> **The input**:
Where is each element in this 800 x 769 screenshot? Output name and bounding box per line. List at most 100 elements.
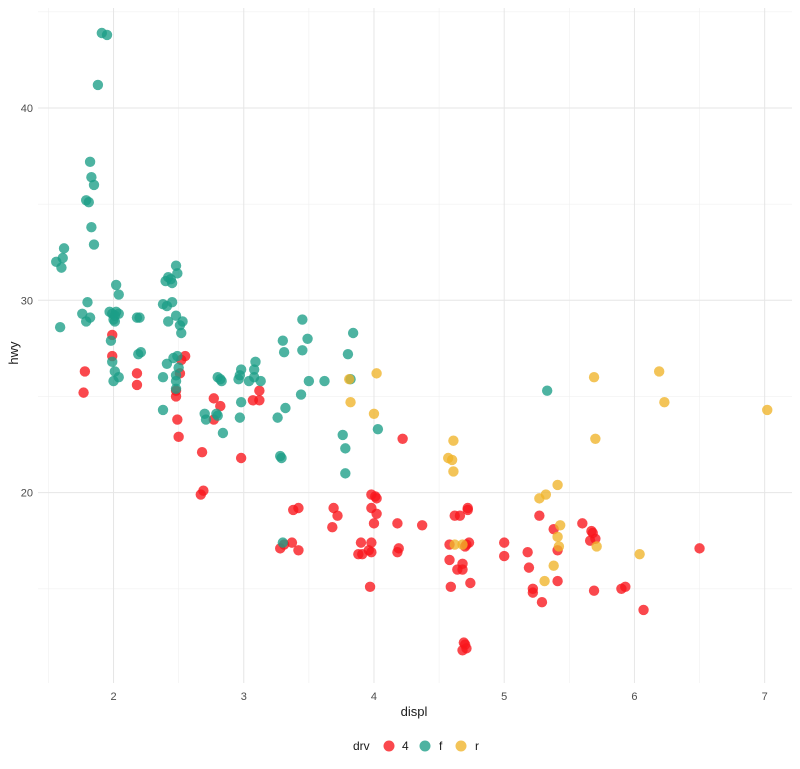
data-point: [212, 410, 223, 421]
y-axis-ticks: 20 30 40: [21, 103, 33, 500]
data-point: [445, 581, 457, 593]
data-point: [57, 252, 68, 264]
x-tick-label: 6: [631, 691, 637, 703]
data-point: [587, 527, 598, 539]
data-point: [173, 431, 184, 443]
data-point: [555, 520, 566, 531]
y-tick-label: 30: [21, 295, 33, 307]
data-point: [523, 562, 535, 573]
data-point: [135, 347, 147, 358]
x-axis-ticks: 2 3 4 5 6 7: [110, 691, 767, 703]
y-tick-label: 20: [21, 488, 33, 500]
data-point: [235, 397, 247, 408]
data-point: [84, 156, 96, 168]
data-point: [462, 502, 473, 514]
data-point: [177, 316, 188, 327]
data-point: [272, 412, 283, 423]
data-point: [86, 222, 97, 233]
data-point: [166, 277, 178, 289]
data-point: [552, 531, 563, 543]
data-point: [327, 522, 338, 533]
data-point: [539, 575, 550, 587]
data-point: [131, 368, 143, 379]
legend-swatch-f: [419, 740, 431, 752]
data-point: [109, 310, 121, 321]
data-point: [297, 345, 308, 356]
data-point: [448, 466, 459, 477]
x-tick-label: 4: [371, 691, 377, 703]
data-point: [215, 400, 226, 412]
legend-swatch-4: [383, 740, 395, 752]
data-point: [344, 373, 355, 385]
data-point: [340, 443, 351, 454]
data-point: [337, 429, 348, 441]
y-tick-label: 40: [21, 103, 33, 115]
data-point: [254, 395, 265, 406]
x-tick-label: 2: [110, 691, 116, 703]
data-point: [82, 297, 93, 308]
y-axis-title: hwy: [6, 341, 21, 365]
data-point: [457, 564, 468, 575]
data-point: [297, 314, 308, 325]
data-point: [552, 575, 563, 587]
data-point: [446, 454, 458, 466]
data-point: [634, 548, 645, 560]
data-point: [345, 397, 356, 408]
data-point: [105, 335, 117, 346]
data-point: [588, 585, 600, 596]
data-point: [172, 414, 183, 425]
data-point: [277, 335, 289, 346]
data-point: [235, 452, 247, 464]
data-point: [355, 537, 367, 548]
data-point: [80, 195, 92, 206]
data-point: [157, 404, 169, 416]
data-point: [166, 297, 178, 308]
data-point: [372, 423, 384, 435]
data-point: [449, 539, 460, 550]
data-point: [347, 327, 359, 339]
data-point: [397, 433, 408, 444]
data-point: [110, 279, 122, 291]
data-point: [371, 508, 382, 519]
legend-title: drv: [353, 739, 370, 753]
data-point: [416, 520, 428, 531]
data-point: [659, 397, 670, 408]
data-point: [541, 385, 553, 396]
data-point: [179, 350, 191, 362]
legend-label-4: 4: [402, 739, 409, 753]
data-point: [534, 510, 545, 521]
data-point: [368, 408, 380, 419]
data-point: [113, 289, 124, 300]
legend-item-r: r: [455, 739, 479, 753]
data-point: [553, 541, 565, 552]
legend-item-f: f: [419, 739, 443, 753]
data-point: [163, 316, 174, 327]
data-point: [454, 510, 466, 521]
data-point: [366, 547, 377, 558]
data-point: [172, 268, 183, 279]
data-point: [234, 370, 246, 381]
data-point: [590, 433, 601, 444]
data-point: [77, 308, 88, 319]
data-point: [371, 368, 382, 379]
series-f: [51, 27, 553, 548]
data-point: [170, 370, 182, 381]
data-point: [276, 452, 287, 464]
data-point: [548, 560, 559, 571]
data-point: [92, 79, 104, 91]
data-point: [368, 518, 380, 529]
data-point: [248, 364, 260, 375]
data-point: [134, 312, 145, 323]
data-point: [255, 375, 266, 387]
data-point: [364, 581, 376, 593]
data-point: [280, 402, 291, 414]
data-point: [342, 348, 354, 360]
data-point: [101, 29, 113, 41]
legend: drv 4 f r: [353, 739, 479, 753]
data-point: [131, 379, 143, 391]
data-point: [392, 547, 403, 558]
data-point: [58, 243, 70, 254]
data-point: [196, 447, 208, 458]
data-point: [84, 312, 96, 323]
legend-label-f: f: [439, 739, 443, 753]
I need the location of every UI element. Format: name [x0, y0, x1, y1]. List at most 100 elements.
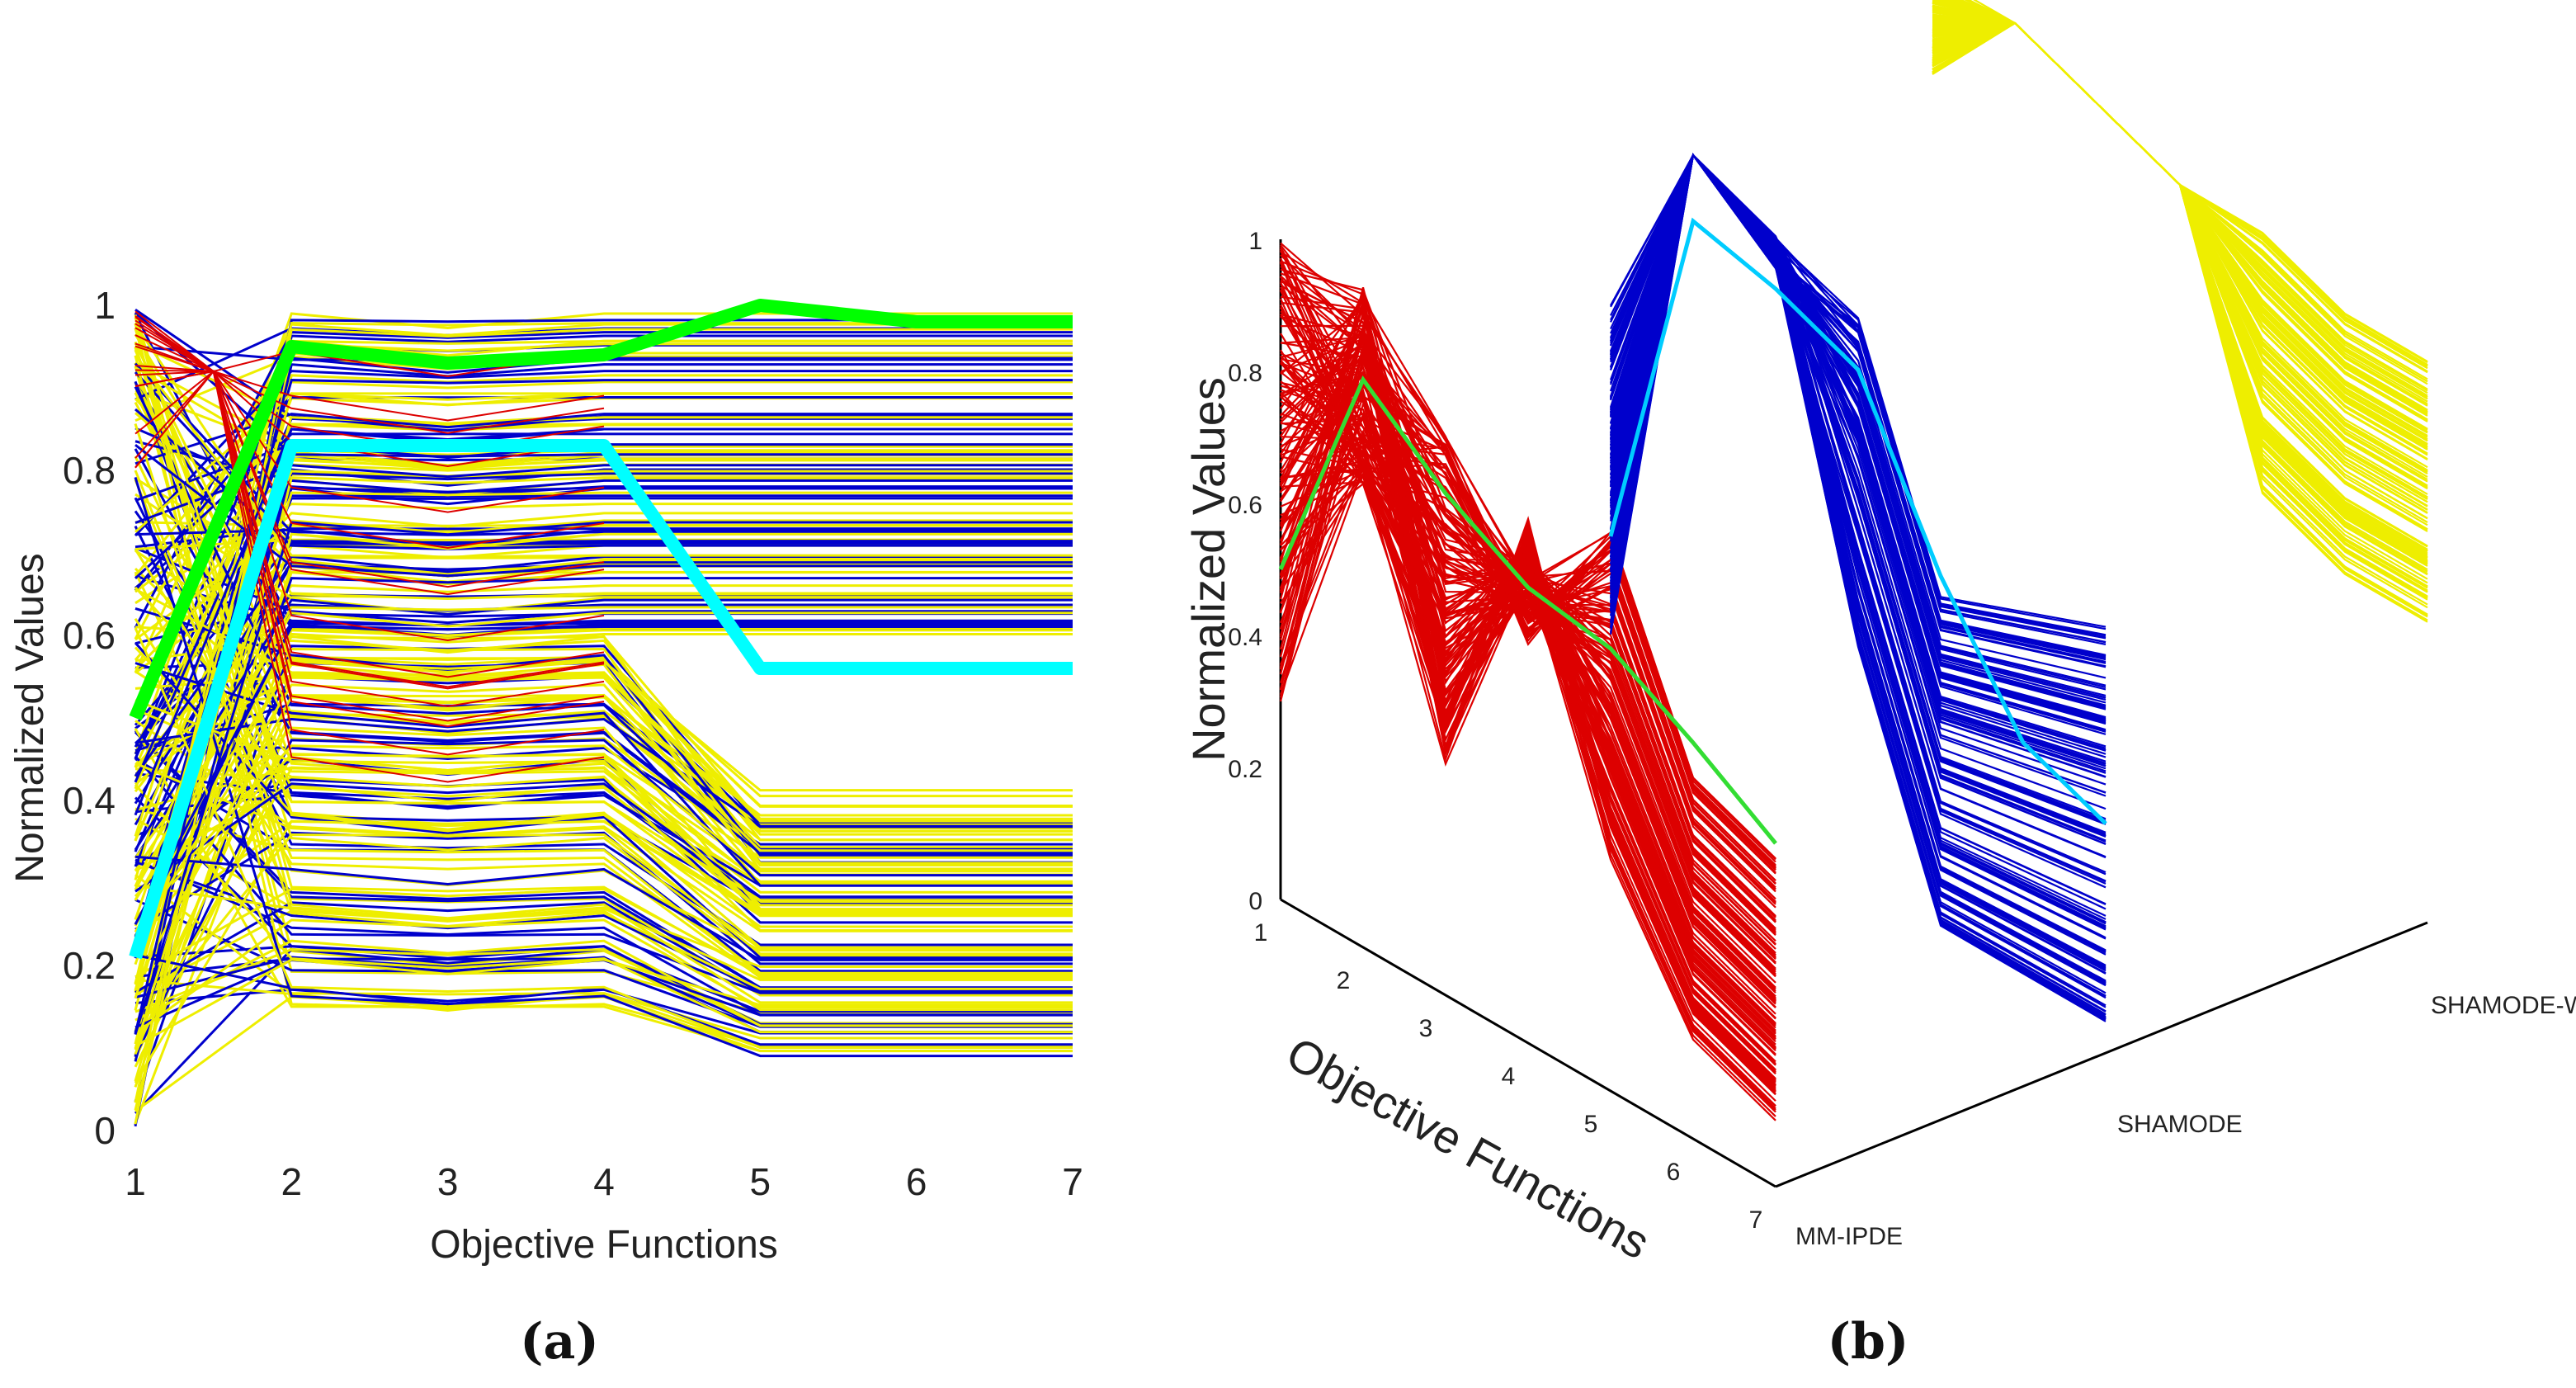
chart-b-line [1932, 21, 2428, 552]
chart-b-line [1932, 21, 2428, 563]
chart-b-line [1280, 437, 1776, 945]
chart-b-line [1932, 21, 2428, 548]
chart-a-line [134, 571, 1073, 997]
chart-a-line [134, 588, 1073, 833]
chart-a-line [134, 648, 1073, 865]
chart-a-line [134, 374, 1073, 1045]
chart-a-line [134, 323, 605, 434]
chart-a-xtick-label: 2 [281, 1160, 303, 1203]
chart-b-line [1932, 17, 2428, 555]
chart-a-line [134, 586, 1073, 885]
chart-b-highlight-line [1608, 217, 2107, 825]
chart-a-line [134, 334, 605, 588]
chart-b-xtick-label: 3 [1419, 1015, 1433, 1042]
chart-b-layers [1278, 0, 2428, 1121]
panel-b-label: (b) [1828, 1313, 1909, 1371]
chart-b-line [1932, 21, 2428, 438]
chart-b-line [1964, 0, 2428, 531]
chart-b-line [1932, 21, 2428, 575]
chart-a-line [134, 887, 1073, 979]
chart-b-ytick-label: 1 [1248, 228, 1262, 255]
chart-a-line [134, 493, 1073, 616]
chart-b-highlight-line [1278, 375, 1777, 845]
chart-a-line [134, 370, 605, 756]
chart-b-x-ticks: 1 2 3 4 5 6 7 [1254, 919, 1763, 1234]
chart-a-xtick-label: 4 [593, 1160, 615, 1203]
chart-b-line [1280, 418, 1776, 973]
chart-a-line [134, 778, 1073, 924]
chart-b-line [1280, 280, 1776, 961]
chart-b-line [1966, 0, 2428, 362]
chart-a-line [134, 606, 1073, 890]
chart-b-line [1280, 448, 1776, 1075]
chart-b-line [1932, 21, 2428, 478]
chart-b-line [1280, 342, 1776, 1113]
chart-b-line [1954, 0, 2428, 471]
chart-b-line [1280, 415, 1776, 889]
chart-a-line [134, 642, 1073, 960]
chart-b-line [1609, 153, 2107, 882]
chart-b-ytick-label: 0.4 [1228, 624, 1262, 651]
chart-a-line [134, 448, 1073, 854]
chart-b-xtick-label: 6 [1667, 1159, 1681, 1186]
chart-a-line [134, 444, 1073, 578]
chart-a-line [134, 918, 1073, 1035]
chart-a-line [134, 731, 1073, 989]
chart-a-line [134, 673, 1073, 1055]
chart-a-line [134, 370, 1073, 537]
chart-b-line [1932, 21, 2428, 446]
chart-b-line [1279, 302, 1776, 1087]
chart-a-xtick-label: 6 [906, 1160, 927, 1203]
chart-a-line [134, 861, 1073, 992]
chart-b-ylabel: Normalized Values [1182, 377, 1234, 762]
chart-a-line [134, 369, 605, 422]
chart-b-xtick-label: 7 [1749, 1206, 1763, 1234]
chart-b-layer [1932, 0, 2428, 623]
chart-b-line [1280, 434, 1776, 870]
chart-a-line [134, 662, 1073, 887]
chart-b-line [1932, 21, 2428, 446]
chart-a-xtick-label: 1 [125, 1160, 146, 1203]
chart-a-lines [134, 308, 1073, 1127]
chart-a-ylabel: Normalized Values [8, 553, 52, 882]
chart-b-line [1932, 4, 2428, 488]
chart-b-ytick-label: 0 [1248, 888, 1262, 915]
chart-a-line [134, 371, 1073, 545]
chart-a-line [134, 432, 1073, 579]
chart-b-xtick-label: 5 [1584, 1111, 1598, 1138]
chart-a-highlight-line [129, 439, 1073, 960]
chart-b-line [1932, 21, 2428, 552]
chart-b-line [1932, 4, 2428, 580]
chart-b-line [1932, 21, 2428, 558]
chart-b-line [1966, 0, 2428, 407]
chart-a-line [134, 362, 1073, 536]
chart-b-line [1932, 21, 2428, 584]
chart-b-line [1932, 21, 2428, 366]
chart-a-line [134, 739, 1073, 1057]
chart-a-line [134, 334, 1073, 1126]
chart-a-line [134, 316, 605, 596]
chart-a-line [134, 639, 1073, 842]
chart-a-line [134, 468, 1073, 1062]
chart-b-line [1932, 21, 2428, 576]
chart-a-line [134, 392, 1073, 947]
chart-b-ztick-label: SHAMODE-WO [2431, 992, 2576, 1019]
chart-b-xtick-label: 4 [1502, 1063, 1516, 1090]
chart-a-line [134, 503, 1073, 605]
chart-b-line [1932, 18, 2428, 390]
chart-a-line [134, 541, 1073, 726]
chart-b-line [1932, 21, 2428, 364]
chart-a-line [134, 607, 1073, 857]
chart-b-z-ticks: MM-IPDE SHAMODE SHAMODE-WO [1795, 992, 2576, 1250]
chart-b: 0 0.2 0.4 0.6 0.8 1 1 2 3 4 5 6 7 MM-IPDE SHAMODE SHA… [1182, 0, 2576, 1371]
chart-a-line [134, 423, 1073, 984]
chart-a-ytick-label: 0 [94, 1109, 116, 1152]
chart-a-line [134, 855, 1073, 961]
chart-b-line [1932, 7, 2428, 547]
chart-a-line [134, 519, 1073, 1050]
chart-a-xtick-label: 5 [750, 1160, 771, 1203]
chart-a-line [134, 314, 1073, 928]
chart-b-line [1932, 21, 2428, 553]
chart-a-line [134, 710, 1073, 1032]
chart-b-z-axis-line [1775, 921, 2428, 1188]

> **Set exercise**: Arrange the stretch of material from the line containing "data-point: [212, 410, 223, 421]" through the line containing "data-point: [80, 195, 92, 206]", both ends included, as a Markdown table with columns Row and Text. Give each line a row number and skip any blank lines.

> **Task solution**:
| Row | Text |
|---|---|
| 1 | data-point: [212, 410, 223, 421] |
| 2 | y-axis-ticks: 20 30 40: [21, 103, 33, 500] |
| 3 | data-point: [445, 581, 457, 593] |
| 4 | data-point: [57, 252, 68, 264] |
| 5 | x-tick-label: 6: [631, 691, 637, 703] |
| 6 | data-point: [587, 527, 598, 539] |
| 7 | data-point: [173, 431, 184, 443] |
| 8 | data-point: [555, 520, 566, 531] |
| 9 | y-tick-label: 30: [21, 295, 33, 307] |
| 10 | data-point: [523, 562, 535, 573] |
| 11 | data-point: [135, 347, 147, 358] |
| 12 | x-axis-ticks: 2 3 4 5 6 7: [110, 691, 767, 703] |
| 13 | y-tick-label: 20: [21, 488, 33, 500] |
| 14 | data-point: [235, 397, 247, 408] |
| 15 | data-point: [84, 156, 96, 168] |
| 16 | data-point: [462, 502, 473, 514] |
| 17 | data-point: [177, 316, 188, 327] |
| 18 | data-point: [272, 412, 283, 423] |
| 19 | data-point: [86, 222, 97, 233] |
| 20 | data-point: [166, 277, 178, 289] |
| 21 | data-point: [552, 531, 563, 543] |
| 22 | data-point: [327, 522, 338, 533] |
| 23 | data-point: [539, 575, 550, 587] |
| 24 | data-point: [131, 368, 143, 379] |
| 25 | legend-swatch-f: [419, 740, 431, 752] |
| 26 | data-point: [109, 310, 121, 321] |
| 27 | data-point: [297, 345, 308, 356] |
| 28 | data-point: [448, 466, 459, 477] |
| 29 | x-tick-label: 4: [371, 691, 377, 703] |
| 30 | data-point: [215, 400, 226, 412] |
| 31 | legend-swatch-4: [383, 740, 395, 752] |
| 32 | data-point: [344, 373, 355, 385] |
| 33 | data-point: [340, 443, 351, 454] |
| 34 | data-point: [337, 429, 348, 441] |
| 35 | y-tick-label: 40: [21, 103, 33, 115] |
| 36 | data-point: [254, 395, 265, 406] |
| 37 | x-tick-label: 2: [110, 691, 116, 703] |
| 38 | data-point: [82, 297, 93, 308] |
| 39 | y-axis-title: hwy: [6, 341, 21, 365] |
| 40 | data-point: [457, 564, 468, 575] |
| 41 | data-point: [297, 314, 308, 325] |
| 42 | data-point: [552, 575, 563, 587] |
| 43 | data-point: [446, 454, 458, 466] |
| 44 | data-point: [634, 548, 645, 560] |
| 45 | data-point: [345, 397, 356, 408] |
| 46 | data-point: [105, 335, 117, 346] |
| 47 | data-point: [588, 585, 600, 596] |
| 48 | data-point: [172, 414, 183, 425] |
| 49 | data-point: [277, 335, 289, 346] |
| 50 | data-point: [235, 452, 247, 464] |
| 51 | data-point: [355, 537, 367, 548] |
| 52 | data-point: [80, 195, 92, 206] |